• **Work instructions**
Give the listing again character for character, but drop the images.

※

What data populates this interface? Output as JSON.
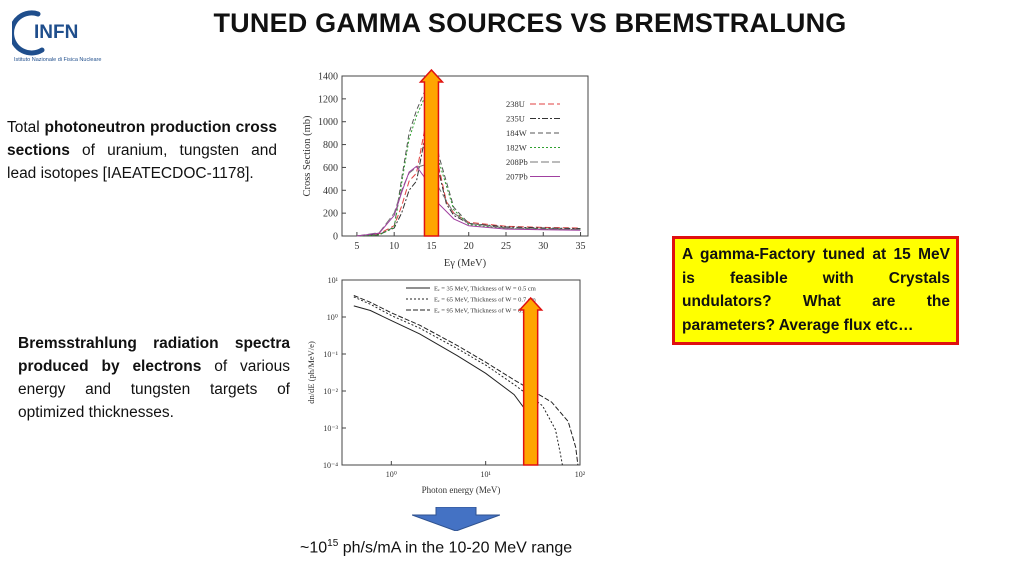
{
  "title": "TUNED GAMMA SOURCES VS BREMSTRALUNG",
  "logo": {
    "text": "INFN",
    "subtitle": "Istituto Nazionale di Fisica Nucleare"
  },
  "note_top": {
    "part1": "Total ",
    "bold": "photoneutron production cross sections",
    "part2": " of uranium, tungsten and lead isotopes [IAEATECDOC-1178]."
  },
  "note_bottom": {
    "bold": "Bremsstrahlung radiation spectra produced by electrons",
    "part2": " of various energy and tungsten targets of optimized thicknesses."
  },
  "callout": "A gamma-Factory tuned at 15 MeV is feasible with Crystals undulators? What are the parameters? Average flux etc…",
  "footer": {
    "prefix": "~10",
    "exp": "15",
    "suffix": " ph/s/mA in the 10-20 MeV range"
  },
  "colors": {
    "arrow_fill": "#ffa500",
    "arrow_stroke": "#e01010",
    "callout_bg": "#ffff00",
    "callout_border": "#e01010",
    "down_arrow": "#4472c4",
    "logo_blue": "#1f4e8c"
  },
  "chart_data": [
    {
      "type": "line",
      "title": "",
      "xlabel": "Eγ (MeV)",
      "ylabel": "Cross Section (mb)",
      "xlim": [
        3,
        36
      ],
      "ylim": [
        0,
        1400
      ],
      "xticks": [
        "5",
        "10",
        "15",
        "20",
        "25",
        "30",
        "35"
      ],
      "yticks": [
        "0",
        "200",
        "400",
        "600",
        "800",
        "1000",
        "1200",
        "1400"
      ],
      "highlight_x": 15,
      "legend": [
        "238U",
        "235U",
        "184W",
        "182W",
        "208Pb",
        "207Pb"
      ],
      "series": [
        {
          "name": "238U",
          "color": "#e04040",
          "dash": "6,3",
          "x": [
            5,
            8,
            10,
            11,
            12,
            13,
            14,
            15,
            16,
            17,
            18,
            20,
            25,
            30,
            35
          ],
          "y": [
            0,
            20,
            90,
            260,
            480,
            550,
            900,
            1250,
            600,
            300,
            200,
            120,
            85,
            75,
            70
          ]
        },
        {
          "name": "235U",
          "color": "#333333",
          "dash": "6,2,2,2",
          "x": [
            5,
            8,
            10,
            11,
            12,
            13,
            14,
            15,
            16,
            17,
            18,
            20,
            25,
            30,
            35
          ],
          "y": [
            0,
            15,
            70,
            200,
            400,
            480,
            820,
            1150,
            560,
            280,
            180,
            110,
            80,
            70,
            65
          ]
        },
        {
          "name": "184W",
          "color": "#555555",
          "dash": "5,3",
          "x": [
            5,
            8,
            10,
            11,
            12,
            13,
            14,
            15,
            16,
            18,
            20,
            25,
            30,
            35
          ],
          "y": [
            0,
            10,
            80,
            500,
            900,
            1100,
            1250,
            1200,
            700,
            250,
            110,
            70,
            65,
            60
          ]
        },
        {
          "name": "182W",
          "color": "#30a030",
          "dash": "2,2",
          "x": [
            5,
            8,
            10,
            11,
            12,
            13,
            14,
            15,
            16,
            18,
            20,
            25,
            30,
            35
          ],
          "y": [
            0,
            10,
            75,
            460,
            850,
            1050,
            1200,
            1150,
            650,
            230,
            100,
            65,
            60,
            55
          ]
        },
        {
          "name": "208Pb",
          "color": "#777777",
          "dash": "8,3",
          "x": [
            5,
            8,
            10,
            11,
            12,
            13,
            14,
            15,
            16,
            18,
            20,
            25,
            30,
            35
          ],
          "y": [
            0,
            30,
            200,
            400,
            550,
            600,
            620,
            580,
            420,
            200,
            110,
            70,
            60,
            55
          ]
        },
        {
          "name": "207Pb",
          "color": "#a040a0",
          "dash": "",
          "x": [
            5,
            8,
            10,
            11,
            12,
            13,
            14,
            15,
            16,
            18,
            20,
            25,
            30,
            35
          ],
          "y": [
            0,
            25,
            180,
            380,
            560,
            610,
            520,
            400,
            280,
            150,
            90,
            60,
            55,
            50
          ]
        }
      ]
    },
    {
      "type": "line",
      "title": "",
      "xlabel": "Photon energy (MeV)",
      "ylabel": "dn/dE (ph/MeV/e)",
      "xscale": "log",
      "yscale": "log",
      "xlim": [
        0.3,
        100
      ],
      "ylim": [
        0.0001,
        10
      ],
      "xticks": [
        "10⁰",
        "10¹",
        "10²"
      ],
      "yticks": [
        "10¹",
        "10⁰",
        "10⁻¹",
        "10⁻²",
        "10⁻³",
        "10⁻⁴"
      ],
      "highlight_x": 30,
      "series": [
        {
          "name": "Eₑ = 35 MeV, Thickness of  W = 0.5 cm",
          "dash": "",
          "x": [
            0.4,
            0.6,
            1,
            2,
            5,
            10,
            20,
            30,
            34,
            35
          ],
          "y": [
            2,
            1.5,
            0.8,
            0.35,
            0.09,
            0.03,
            0.008,
            0.002,
            0.0004,
            0.0001
          ]
        },
        {
          "name": "Eₑ = 65 MeV, Thickness of  W = 0.7 cm",
          "dash": "2,2",
          "x": [
            0.4,
            0.6,
            1,
            2,
            5,
            10,
            20,
            40,
            55,
            62,
            65
          ],
          "y": [
            3.5,
            2.2,
            1.1,
            0.5,
            0.14,
            0.05,
            0.015,
            0.004,
            0.0009,
            0.0002,
            0.0001
          ]
        },
        {
          "name": "Eₑ = 95 MeV, Thickness of  W = 0.9 cm",
          "dash": "5,2",
          "x": [
            0.4,
            0.6,
            1,
            2,
            5,
            10,
            20,
            50,
            75,
            90,
            95
          ],
          "y": [
            3.8,
            2.5,
            1.3,
            0.6,
            0.17,
            0.06,
            0.02,
            0.005,
            0.0015,
            0.0003,
            0.0001
          ]
        }
      ]
    }
  ]
}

※

• **Output below**
What data populates this interface? Output as JSON.
{
  "title": "TUNED GAMMA SOURCES VS BREMSTRALUNG",
  "logo": {
    "text": "INFN",
    "subtitle": "Istituto Nazionale di Fisica Nucleare"
  },
  "note_top": {
    "part1": "Total ",
    "bold": "photoneutron production cross sections",
    "part2": " of uranium, tungsten and lead isotopes [IAEATECDOC-1178]."
  },
  "note_bottom": {
    "bold": "Bremsstrahlung radiation spectra produced by electrons",
    "part2": " of various energy and tungsten targets of optimized thicknesses."
  },
  "callout": "A gamma-Factory tuned at 15 MeV is feasible with Crystals undulators? What are the parameters? Average flux etc…",
  "footer": {
    "prefix": "~10",
    "exp": "15",
    "suffix": " ph/s/mA in the 10-20 MeV range"
  },
  "colors": {
    "arrow_fill": "#ffa500",
    "arrow_stroke": "#e01010",
    "callout_bg": "#ffff00",
    "callout_border": "#e01010",
    "down_arrow": "#4472c4",
    "logo_blue": "#1f4e8c"
  },
  "chart_data": [
    {
      "type": "line",
      "title": "",
      "xlabel": "Eγ (MeV)",
      "ylabel": "Cross Section (mb)",
      "xlim": [
        3,
        36
      ],
      "ylim": [
        0,
        1400
      ],
      "xticks": [
        "5",
        "10",
        "15",
        "20",
        "25",
        "30",
        "35"
      ],
      "yticks": [
        "0",
        "200",
        "400",
        "600",
        "800",
        "1000",
        "1200",
        "1400"
      ],
      "highlight_x": 15,
      "legend": [
        "238U",
        "235U",
        "184W",
        "182W",
        "208Pb",
        "207Pb"
      ],
      "series": [
        {
          "name": "238U",
          "color": "#e04040",
          "dash": "6,3",
          "x": [
            5,
            8,
            10,
            11,
            12,
            13,
            14,
            15,
            16,
            17,
            18,
            20,
            25,
            30,
            35
          ],
          "y": [
            0,
            20,
            90,
            260,
            480,
            550,
            900,
            1250,
            600,
            300,
            200,
            120,
            85,
            75,
            70
          ]
        },
        {
          "name": "235U",
          "color": "#333333",
          "dash": "6,2,2,2",
          "x": [
            5,
            8,
            10,
            11,
            12,
            13,
            14,
            15,
            16,
            17,
            18,
            20,
            25,
            30,
            35
          ],
          "y": [
            0,
            15,
            70,
            200,
            400,
            480,
            820,
            1150,
            560,
            280,
            180,
            110,
            80,
            70,
            65
          ]
        },
        {
          "name": "184W",
          "color": "#555555",
          "dash": "5,3",
          "x": [
            5,
            8,
            10,
            11,
            12,
            13,
            14,
            15,
            16,
            18,
            20,
            25,
            30,
            35
          ],
          "y": [
            0,
            10,
            80,
            500,
            900,
            1100,
            1250,
            1200,
            700,
            250,
            110,
            70,
            65,
            60
          ]
        },
        {
          "name": "182W",
          "color": "#30a030",
          "dash": "2,2",
          "x": [
            5,
            8,
            10,
            11,
            12,
            13,
            14,
            15,
            16,
            18,
            20,
            25,
            30,
            35
          ],
          "y": [
            0,
            10,
            75,
            460,
            850,
            1050,
            1200,
            1150,
            650,
            230,
            100,
            65,
            60,
            55
          ]
        },
        {
          "name": "208Pb",
          "color": "#777777",
          "dash": "8,3",
          "x": [
            5,
            8,
            10,
            11,
            12,
            13,
            14,
            15,
            16,
            18,
            20,
            25,
            30,
            35
          ],
          "y": [
            0,
            30,
            200,
            400,
            550,
            600,
            620,
            580,
            420,
            200,
            110,
            70,
            60,
            55
          ]
        },
        {
          "name": "207Pb",
          "color": "#a040a0",
          "dash": "",
          "x": [
            5,
            8,
            10,
            11,
            12,
            13,
            14,
            15,
            16,
            18,
            20,
            25,
            30,
            35
          ],
          "y": [
            0,
            25,
            180,
            380,
            560,
            610,
            520,
            400,
            280,
            150,
            90,
            60,
            55,
            50
          ]
        }
      ]
    },
    {
      "type": "line",
      "title": "",
      "xlabel": "Photon energy (MeV)",
      "ylabel": "dn/dE (ph/MeV/e)",
      "xscale": "log",
      "yscale": "log",
      "xlim": [
        0.3,
        100
      ],
      "ylim": [
        0.0001,
        10
      ],
      "xticks": [
        "10⁰",
        "10¹",
        "10²"
      ],
      "yticks": [
        "10¹",
        "10⁰",
        "10⁻¹",
        "10⁻²",
        "10⁻³",
        "10⁻⁴"
      ],
      "highlight_x": 30,
      "series": [
        {
          "name": "Eₑ = 35 MeV, Thickness of  W = 0.5 cm",
          "dash": "",
          "x": [
            0.4,
            0.6,
            1,
            2,
            5,
            10,
            20,
            30,
            34,
            35
          ],
          "y": [
            2,
            1.5,
            0.8,
            0.35,
            0.09,
            0.03,
            0.008,
            0.002,
            0.0004,
            0.0001
          ]
        },
        {
          "name": "Eₑ = 65 MeV, Thickness of  W = 0.7 cm",
          "dash": "2,2",
          "x": [
            0.4,
            0.6,
            1,
            2,
            5,
            10,
            20,
            40,
            55,
            62,
            65
          ],
          "y": [
            3.5,
            2.2,
            1.1,
            0.5,
            0.14,
            0.05,
            0.015,
            0.004,
            0.0009,
            0.0002,
            0.0001
          ]
        },
        {
          "name": "Eₑ = 95 MeV, Thickness of  W = 0.9 cm",
          "dash": "5,2",
          "x": [
            0.4,
            0.6,
            1,
            2,
            5,
            10,
            20,
            50,
            75,
            90,
            95
          ],
          "y": [
            3.8,
            2.5,
            1.3,
            0.6,
            0.17,
            0.06,
            0.02,
            0.005,
            0.0015,
            0.0003,
            0.0001
          ]
        }
      ]
    }
  ]
}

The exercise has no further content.